What to work on: Count how many lines below contain the word "agrégé", then give that number alone.

Provided records:

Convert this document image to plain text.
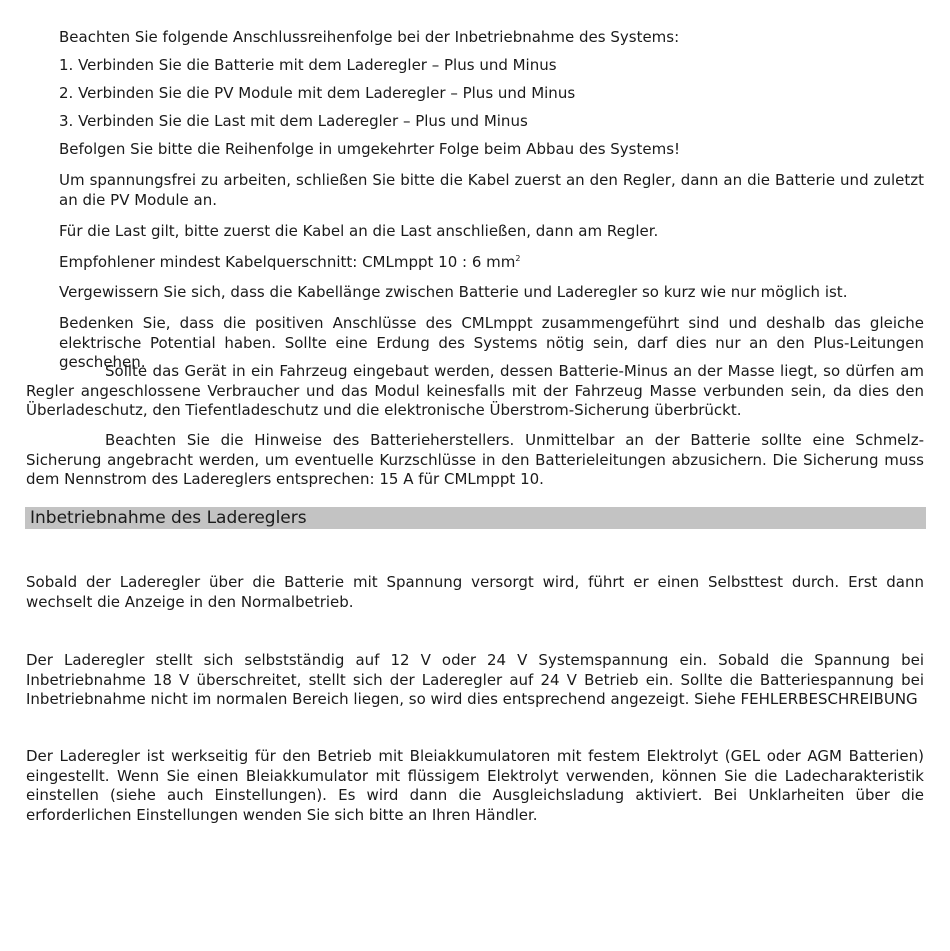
Beachten Sie folgende Anschlussreihenfolge bei der Inbetriebnahme des Systems:

1. Verbinden Sie die Batterie mit dem Laderegler – Plus und Minus

2. Verbinden Sie die PV Module mit dem Laderegler – Plus und Minus

3. Verbinden Sie die Last mit dem Laderegler – Plus und Minus

Befolgen Sie bitte die Reihenfolge in umgekehrter Folge beim Abbau des Systems!

Um spannungsfrei zu arbeiten, schließen Sie bitte die Kabel zuerst an den Regler, dann an die Batterie und zuletzt an die PV Module an.

Für die Last gilt, bitte zuerst die Kabel an die Last anschließen, dann am Regler.

Empfohlener mindest Kabelquerschnitt: CMLmppt 10 : 6 $mm^2$

Vergewissern Sie sich, dass die Kabellänge zwischen Batterie und Laderegler so kurz wie nur möglich ist.

Bedenken Sie, dass die positiven Anschlüsse des CMLmppt zusammengeführt sind und deshalb das gleiche elektrische Potential haben. Sollte eine Erdung des Systems nötig sein, darf dies nur an den Plus-Leitungen geschehen.

Sollte das Gerät in ein Fahrzeug eingebaut werden, dessen Batterie-Minus an der Masse liegt, so dürfen am Regler angeschlossene Verbraucher und das Modul keinesfalls mit der Fahrzeug Masse verbunden sein, da dies den Überladeschutz, den Tiefentladeschutz und die elektronische Überstrom-Sicherung überbrückt.

Beachten Sie die Hinweise des Batterieherstellers. Unmittelbar an der Batterie sollte eine Schmelz-Sicherung angebracht werden, um eventuelle Kurzschlüsse in den Batterieleitungen abzusichern. Die Sicherung muss dem Nennstrom des Ladereglers entsprechen: 15 A für CMLmppt 10.

Inbetriebnahme des Ladereglers

Sobald der Laderegler über die Batterie mit Spannung versorgt wird, führt er einen Selbsttest durch. Erst dann wechselt die Anzeige in den Normalbetrieb.

Der Laderegler stellt sich selbstständig auf 12 V oder 24 V Systemspannung ein. Sobald die Spannung bei Inbetriebnahme 18 V überschreitet, stellt sich der Laderegler auf 24 V Betrieb ein. Sollte die Batteriespannung bei Inbetriebnahme nicht im normalen Bereich liegen, so wird dies entsprechend angezeigt. Siehe FEHLERBESCHREIBUNG

Der Laderegler ist werkseitig für den Betrieb mit Bleiakkumulatoren mit festem Elektrolyt (GEL oder AGM Batterien) eingestellt. Wenn Sie einen Bleiakkumulator mit flüssigem Elektrolyt verwenden, können Sie die Ladecharakteristik einstellen (siehe auch Einstellungen). Es wird dann die Ausgleichsladung aktiviert. Bei Unklarheiten über die erforderlichen Einstellungen wenden Sie sich bitte an Ihren Händler.
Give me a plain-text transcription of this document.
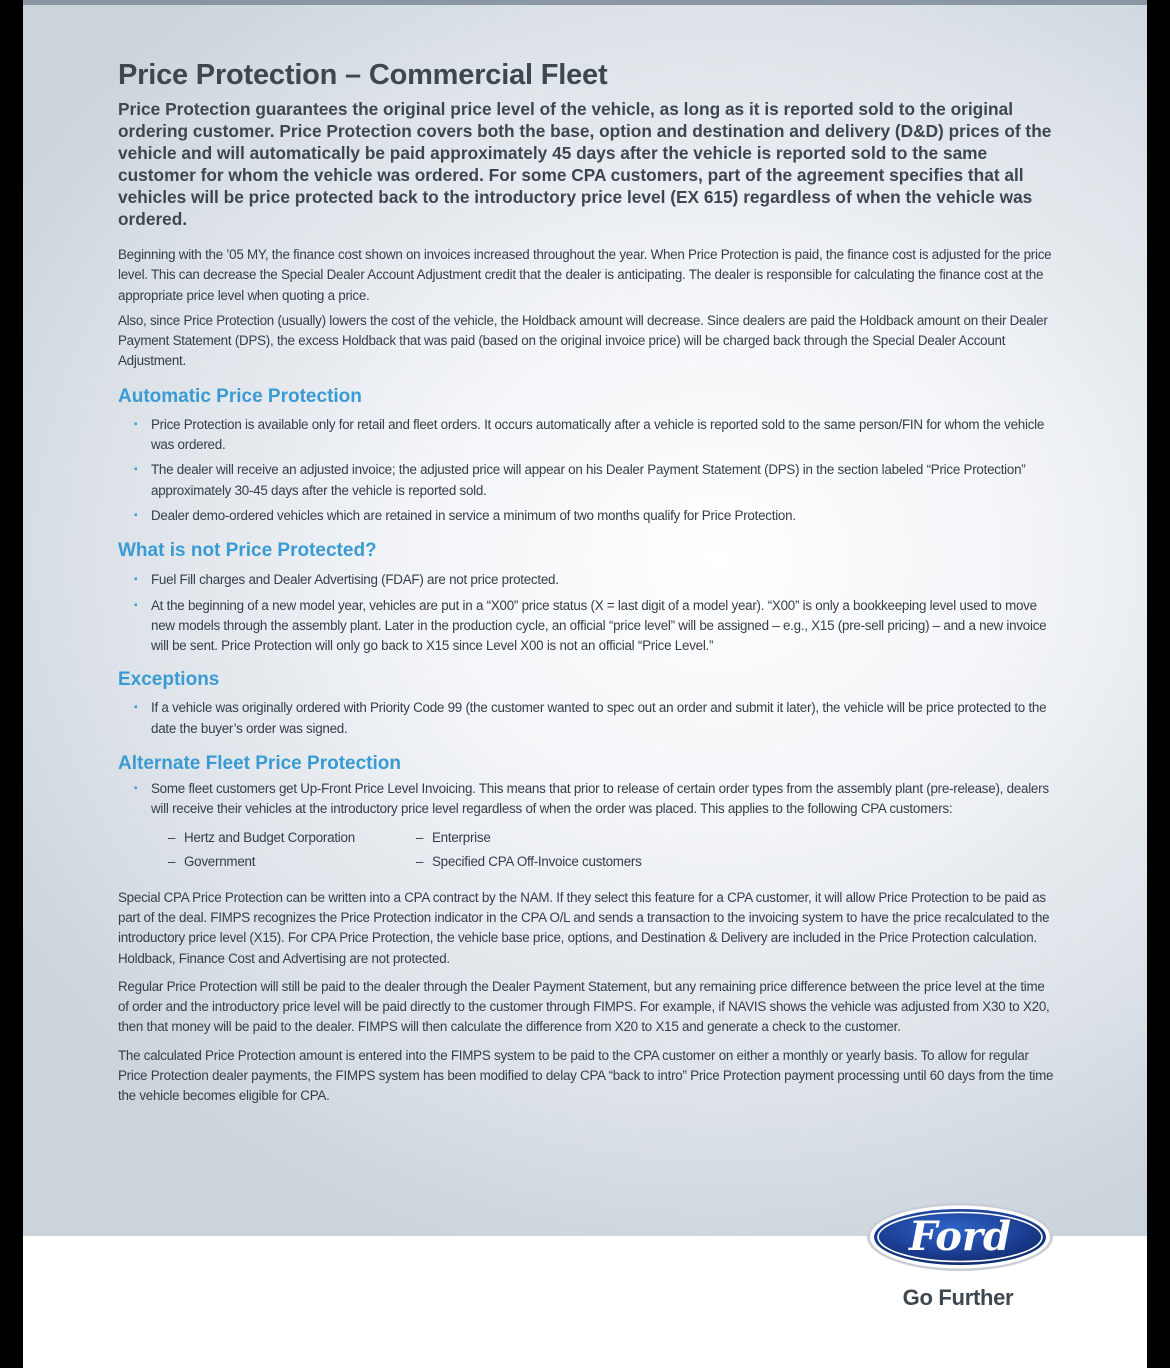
Price Protection – Commercial Fleet

Price Protection guarantees the original price level of the vehicle, as long as it is reported sold to the original ordering customer. Price Protection covers both the base, option and destination and delivery (D&D) prices of the vehicle and will automatically be paid approximately 45 days after the vehicle is reported sold to the same customer for whom the vehicle was ordered. For some CPA customers, part of the agreement specifies that all vehicles will be price protected back to the introductory price level (EX 615) regardless of when the vehicle was ordered.

Beginning with the ’05 MY, the finance cost shown on invoices increased throughout the year. When Price Protection is paid, the finance cost is adjusted for the price level. This can decrease the Special Dealer Account Adjustment credit that the dealer is anticipating. The dealer is responsible for calculating the finance cost at the appropriate price level when quoting a price.

Also, since Price Protection (usually) lowers the cost of the vehicle, the Holdback amount will decrease. Since dealers are paid the Holdback amount on their Dealer Payment Statement (DPS), the excess Holdback that was paid (based on the original invoice price) will be charged back through the Special Dealer Account Adjustment.

Automatic Price Protection
▪ Price Protection is available only for retail and fleet orders. It occurs automatically after a vehicle is reported sold to the same person/FIN for whom the vehicle was ordered.
▪ The dealer will receive an adjusted invoice; the adjusted price will appear on his Dealer Payment Statement (DPS) in the section labeled “Price Protection” approximately 30-45 days after the vehicle is reported sold.
▪ Dealer demo-ordered vehicles which are retained in service a minimum of two months qualify for Price Protection.
What is not Price Protected?
▪ Fuel Fill charges and Dealer Advertising (FDAF) are not price protected.
▪ At the beginning of a new model year, vehicles are put in a “X00” price status (X = last digit of a model year). “X00” is only a bookkeeping level used to move new models through the assembly plant. Later in the production cycle, an official “price level” will be assigned – e.g., X15 (pre-sell pricing) – and a new invoice will be sent. Price Protection will only go back to X15 since Level X00 is not an official “Price Level.”
Exceptions
▪ If a vehicle was originally ordered with Priority Code 99 (the customer wanted to spec out an order and submit it later), the vehicle will be price protected to the date the buyer’s order was signed.
Alternate Fleet Price Protection
▪ Some fleet customers get Up-Front Price Level Invoicing. This means that prior to release of certain order types from the assembly plant (pre-release), dealers will receive their vehicles at the introductory price level regardless of when the order was placed. This applies to the following CPA customers:
– Hertz and Budget Corporation
– Government
– Enterprise
– Specified CPA Off-Invoice customers

Special CPA Price Protection can be written into a CPA contract by the NAM. If they select this feature for a CPA customer, it will allow Price Protection to be paid as part of the deal. FIMPS recognizes the Price Protection indicator in the CPA O/L and sends a transaction to the invoicing system to have the price recalculated to the introductory price level (X15). For CPA Price Protection, the vehicle base price, options, and Destination & Delivery are included in the Price Protection calculation. Holdback, Finance Cost and Advertising are not protected.

Regular Price Protection will still be paid to the dealer through the Dealer Payment Statement, but any remaining price difference between the price level at the time of order and the introductory price level will be paid directly to the customer through FIMPS. For example, if NAVIS shows the vehicle was adjusted from X30 to X20, then that money will be paid to the dealer. FIMPS will then calculate the difference from X20 to X15 and generate a check to the customer.

The calculated Price Protection amount is entered into the FIMPS system to be paid to the CPA customer on either a monthly or yearly basis. To allow for regular Price Protection dealer payments, the FIMPS system has been modified to delay CPA “back to intro” Price Protection payment processing until 60 days from the time the vehicle becomes eligible for CPA.

Ford
Go Further
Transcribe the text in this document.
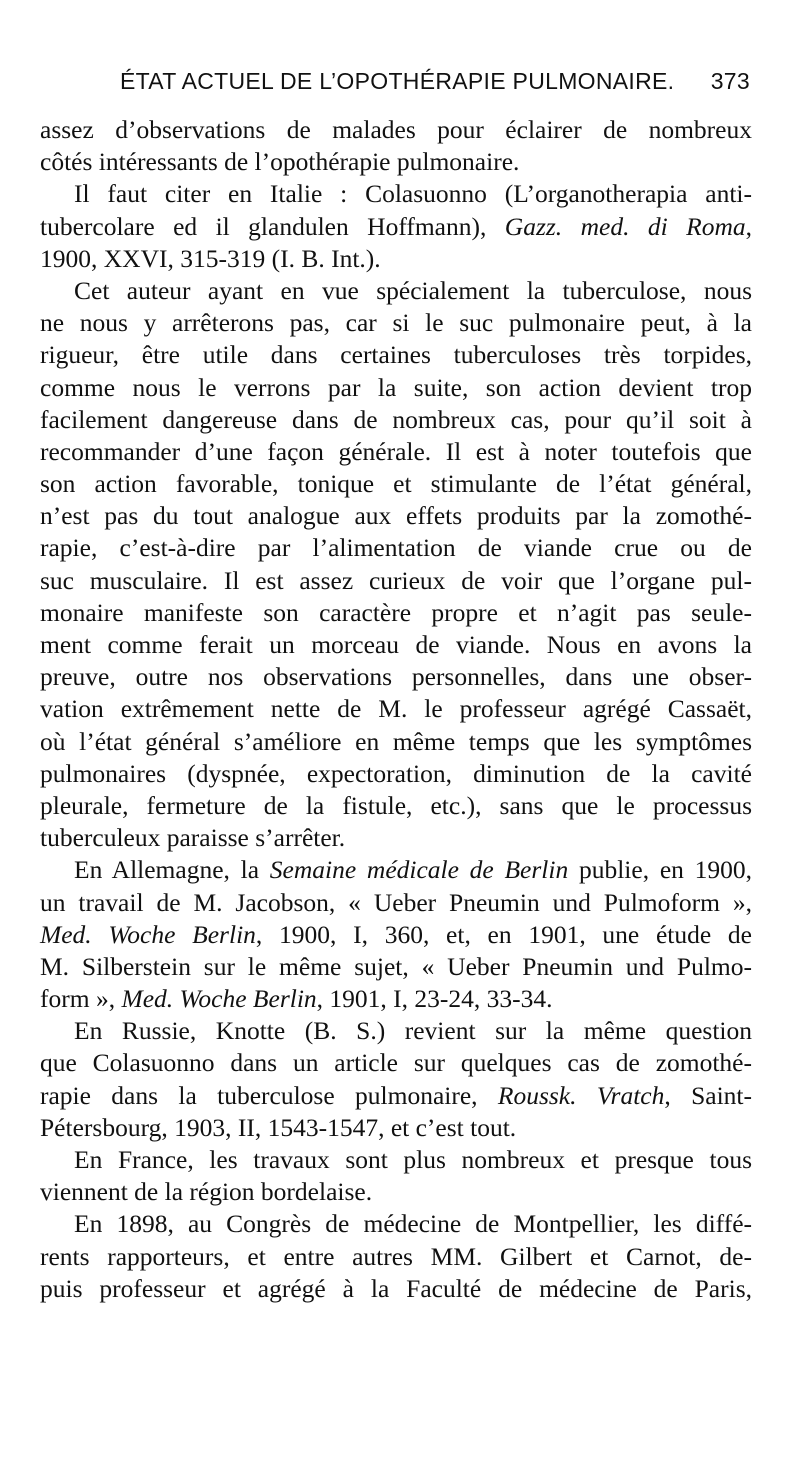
ÉTAT ACTUEL DE L’OPOTHÉRAPIE PULMONAIRE. 373
assez d’observations de malades pour éclairer de nombreux
côtés intéressants de l’opothérapie pulmonaire.
Il faut citer en Italie : Colasuonno (L’organotherapia anti-
tubercolare ed il glandulen Hoffmann), Gazz. med. di Roma,
1900, XXVI, 315-319 (I. B. Int.).
Cet auteur ayant en vue spécialement la tuberculose, nous
ne nous y arrêterons pas, car si le suc pulmonaire peut, à la
rigueur, être utile dans certaines tuberculoses très torpides,
comme nous le verrons par la suite, son action devient trop
facilement dangereuse dans de nombreux cas, pour qu’il soit à
recommander d’une façon générale. Il est à noter toutefois que
son action favorable, tonique et stimulante de l’état général,
n’est pas du tout analogue aux effets produits par la zomothé-
rapie, c’est-à-dire par l’alimentation de viande crue ou de
suc musculaire. Il est assez curieux de voir que l’organe pul-
monaire manifeste son caractère propre et n’agit pas seule-
ment comme ferait un morceau de viande. Nous en avons la
preuve, outre nos observations personnelles, dans une obser-
vation extrêmement nette de M. le professeur agrégé Cassaët,
où l’état général s’améliore en même temps que les symptômes
pulmonaires (dyspnée, expectoration, diminution de la cavité
pleurale, fermeture de la fistule, etc.), sans que le processus
tuberculeux paraisse s’arrêter.
En Allemagne, la Semaine médicale de Berlin publie, en 1900,
un travail de M. Jacobson, « Ueber Pneumin und Pulmoform »,
Med. Woche Berlin, 1900, I, 360, et, en 1901, une étude de
M. Silberstein sur le même sujet, « Ueber Pneumin und Pulmo-
form », Med. Woche Berlin, 1901, I, 23-24, 33-34.
En Russie, Knotte (B. S.) revient sur la même question
que Colasuonno dans un article sur quelques cas de zomothé-
rapie dans la tuberculose pulmonaire, Roussk. Vratch, Saint-
Pétersbourg, 1903, II, 1543-1547, et c’est tout.
En France, les travaux sont plus nombreux et presque tous
viennent de la région bordelaise.
En 1898, au Congrès de médecine de Montpellier, les diffé-
rents rapporteurs, et entre autres MM. Gilbert et Carnot, de-
puis professeur et agrégé à la Faculté de médecine de Paris,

Completed exercise: 2